■ **EXERCISE**
Which lines below contain "color"? Pull them out.

(Dataset rows about figures)
----
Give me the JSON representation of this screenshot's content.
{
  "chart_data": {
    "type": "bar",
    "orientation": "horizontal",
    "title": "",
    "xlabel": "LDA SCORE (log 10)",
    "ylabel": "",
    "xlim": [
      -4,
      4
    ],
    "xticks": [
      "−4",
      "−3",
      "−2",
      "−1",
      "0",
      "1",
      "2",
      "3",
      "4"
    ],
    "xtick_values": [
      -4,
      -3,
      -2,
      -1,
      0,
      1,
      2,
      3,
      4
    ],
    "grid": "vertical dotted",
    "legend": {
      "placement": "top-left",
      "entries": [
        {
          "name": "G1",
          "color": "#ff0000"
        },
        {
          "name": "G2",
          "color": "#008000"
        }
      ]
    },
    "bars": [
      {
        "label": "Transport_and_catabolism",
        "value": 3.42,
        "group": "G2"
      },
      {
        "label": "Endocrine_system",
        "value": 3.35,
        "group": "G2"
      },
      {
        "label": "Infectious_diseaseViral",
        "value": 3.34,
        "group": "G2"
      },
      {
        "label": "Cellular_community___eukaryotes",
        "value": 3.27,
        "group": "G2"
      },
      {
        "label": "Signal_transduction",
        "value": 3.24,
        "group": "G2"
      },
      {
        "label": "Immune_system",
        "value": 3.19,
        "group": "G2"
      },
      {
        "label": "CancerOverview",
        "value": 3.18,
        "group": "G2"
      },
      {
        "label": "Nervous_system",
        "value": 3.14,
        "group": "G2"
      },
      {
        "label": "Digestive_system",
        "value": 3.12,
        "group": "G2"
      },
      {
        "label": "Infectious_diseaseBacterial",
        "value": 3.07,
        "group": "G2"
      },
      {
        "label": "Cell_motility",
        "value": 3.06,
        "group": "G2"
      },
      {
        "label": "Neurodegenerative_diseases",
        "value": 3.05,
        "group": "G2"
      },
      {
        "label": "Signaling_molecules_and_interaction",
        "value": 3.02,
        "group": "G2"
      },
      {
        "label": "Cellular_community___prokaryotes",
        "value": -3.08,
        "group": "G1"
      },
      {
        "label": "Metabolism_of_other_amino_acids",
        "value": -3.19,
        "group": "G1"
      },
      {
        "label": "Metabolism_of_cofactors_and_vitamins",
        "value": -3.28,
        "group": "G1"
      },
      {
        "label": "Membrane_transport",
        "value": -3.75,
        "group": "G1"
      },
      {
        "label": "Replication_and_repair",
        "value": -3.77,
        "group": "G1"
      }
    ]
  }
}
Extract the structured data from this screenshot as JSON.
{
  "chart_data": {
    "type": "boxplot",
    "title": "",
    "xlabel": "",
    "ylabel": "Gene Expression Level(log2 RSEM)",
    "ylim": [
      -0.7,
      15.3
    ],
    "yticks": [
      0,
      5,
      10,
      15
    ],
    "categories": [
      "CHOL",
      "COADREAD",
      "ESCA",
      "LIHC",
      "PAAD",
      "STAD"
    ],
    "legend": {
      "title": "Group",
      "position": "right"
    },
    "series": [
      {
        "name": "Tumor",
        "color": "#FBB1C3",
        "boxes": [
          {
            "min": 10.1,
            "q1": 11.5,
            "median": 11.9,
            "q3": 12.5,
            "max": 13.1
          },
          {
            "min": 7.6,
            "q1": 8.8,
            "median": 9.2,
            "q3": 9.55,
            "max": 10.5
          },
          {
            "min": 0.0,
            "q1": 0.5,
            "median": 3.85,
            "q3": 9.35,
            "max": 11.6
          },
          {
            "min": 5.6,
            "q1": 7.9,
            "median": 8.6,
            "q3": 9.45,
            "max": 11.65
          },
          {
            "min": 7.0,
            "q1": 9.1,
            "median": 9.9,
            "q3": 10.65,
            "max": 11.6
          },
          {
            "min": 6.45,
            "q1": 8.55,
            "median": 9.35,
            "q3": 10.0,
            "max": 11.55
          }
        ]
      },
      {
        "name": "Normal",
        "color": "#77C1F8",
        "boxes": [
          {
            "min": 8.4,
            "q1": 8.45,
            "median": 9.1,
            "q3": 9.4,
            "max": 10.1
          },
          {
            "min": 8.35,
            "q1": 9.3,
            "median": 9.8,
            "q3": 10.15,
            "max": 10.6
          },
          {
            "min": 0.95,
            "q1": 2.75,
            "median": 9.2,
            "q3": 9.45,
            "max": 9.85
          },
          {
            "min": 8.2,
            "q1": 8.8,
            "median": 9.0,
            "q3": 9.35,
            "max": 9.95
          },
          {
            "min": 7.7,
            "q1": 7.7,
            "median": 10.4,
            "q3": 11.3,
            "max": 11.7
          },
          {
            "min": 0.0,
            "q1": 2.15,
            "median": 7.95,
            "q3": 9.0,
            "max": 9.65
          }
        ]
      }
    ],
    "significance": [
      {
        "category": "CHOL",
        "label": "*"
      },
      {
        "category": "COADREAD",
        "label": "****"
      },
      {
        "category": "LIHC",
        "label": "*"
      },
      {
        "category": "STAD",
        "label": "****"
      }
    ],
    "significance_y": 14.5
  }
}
----
■ **TASK RESULT**
          "color": "#ff0000"
          "color": "#008000"
        "color": "#FBB1C3",
        "color": "#77C1F8",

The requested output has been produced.